[Annotated element listings]
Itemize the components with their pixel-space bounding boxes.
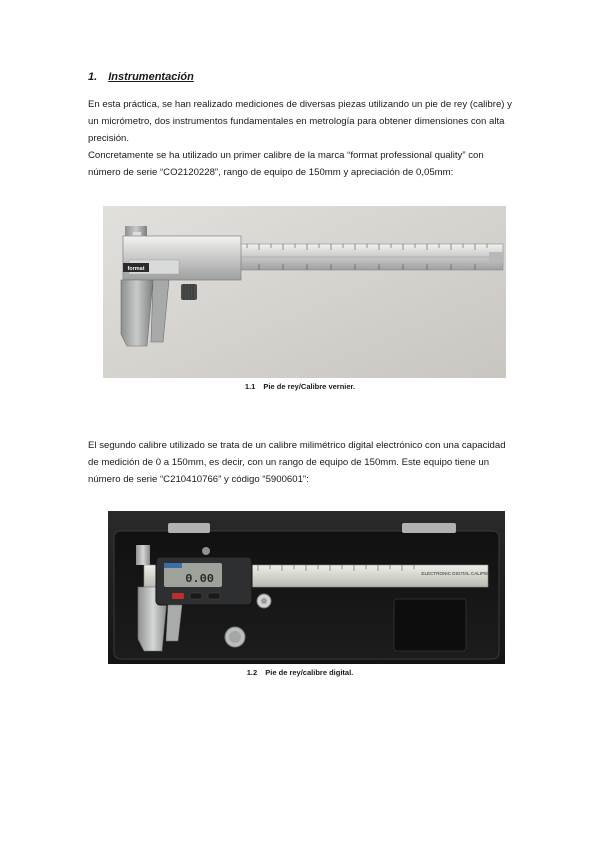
vernier-caliper-photo (103, 206, 506, 378)
figure-caption-text: Pie de rey/Calibre vernier. (263, 382, 356, 391)
second-caliper-paragraph: El segundo calibre utilizado se trata de un calibre milimétrico digital electrónico con una capacidad de medición de 0 a 150mm, es decir, con un rango de equipo de 150mm. Este equipo tiene un número de serie “C210410766” y código “5900601”: (88, 440, 506, 485)
figure-caption (0, 668, 600, 677)
intro-paragraph: En esta práctica, se han realizado mediciones de diversas piezas utilizando un pie de rey (calibre) y un micrómetro, dos instrumentos fundamentales en metrología para obtener dimensiones con alta precisión. (88, 99, 512, 144)
figure-number: 1.1 (244, 382, 256, 391)
section-heading (88, 71, 194, 83)
figure-number: 1.2 (246, 668, 258, 677)
caliper-display-reading: 0.00 (185, 572, 214, 586)
figure-caption (0, 382, 600, 391)
section-title: Instrumentación (108, 71, 194, 83)
figure-caption-text: Pie de rey/calibre digital. (265, 668, 354, 677)
section-number: 1. (88, 71, 98, 83)
first-caliper-paragraph: Concretamente se ha utilizado un primer calibre de la marca “format professional quality” con número de serie “CO2120228”, rango de equipo de 150mm y apreciación de 0,05mm: (88, 150, 484, 178)
caliper-brand-mark: format (127, 265, 145, 272)
digital-caliper-photo (108, 511, 505, 664)
device-label: ELECTRONIC DIGITAL CALIPER (421, 571, 491, 576)
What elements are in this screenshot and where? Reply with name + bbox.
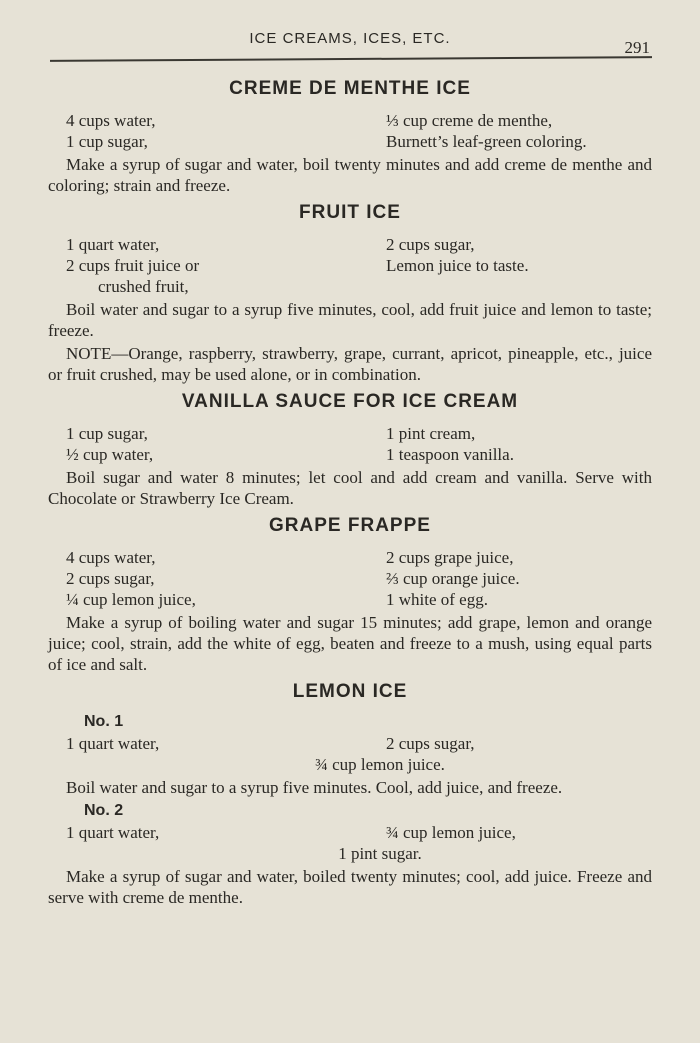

### WHAT IS REQUIRED:
Give the material again with each "figure-number" changed to "figure-label" and every other word kept as it is. Omit the pictures from your answer.

### SOLUTION TO THIS EXERCISE:
Itemize the components with their pixel-space bounding boxes.
vernier-caliper-photo (103, 206, 506, 378)
figure-caption-text: Pie de rey/Calibre vernier. (263, 382, 356, 391)
second-caliper-paragraph: El segundo calibre utilizado se trata de un calibre milimétrico digital electrónico con una capacidad de medición de 0 a 150mm, es decir, con un rango de equipo de 150mm. Este equipo tiene un número de serie “C210410766” y código “5900601”: (88, 440, 506, 485)
figure-caption (0, 668, 600, 677)
intro-paragraph: En esta práctica, se han realizado mediciones de diversas piezas utilizando un pie de rey (calibre) y un micrómetro, dos instrumentos fundamentales en metrología para obtener dimensiones con alta precisión. (88, 99, 512, 144)
figure-label: 1.1 (244, 382, 256, 391)
section-heading (88, 71, 194, 83)
figure-label: 1.2 (246, 668, 258, 677)
caliper-display-reading: 0.00 (185, 572, 214, 586)
figure-caption (0, 382, 600, 391)
section-title: Instrumentación (108, 71, 194, 83)
figure-caption-text: Pie de rey/calibre digital. (265, 668, 354, 677)
section-number: 1. (88, 71, 98, 83)
first-caliper-paragraph: Concretamente se ha utilizado un primer calibre de la marca “format professional quality” con número de serie “CO2120228”, rango de equipo de 150mm y apreciación de 0,05mm: (88, 150, 484, 178)
caliper-brand-mark: format (127, 265, 145, 272)
digital-caliper-photo (108, 511, 505, 664)
device-label: ELECTRONIC DIGITAL CALIPER (421, 571, 491, 576)
What elements are in this screenshot and where? Reply with name + bbox.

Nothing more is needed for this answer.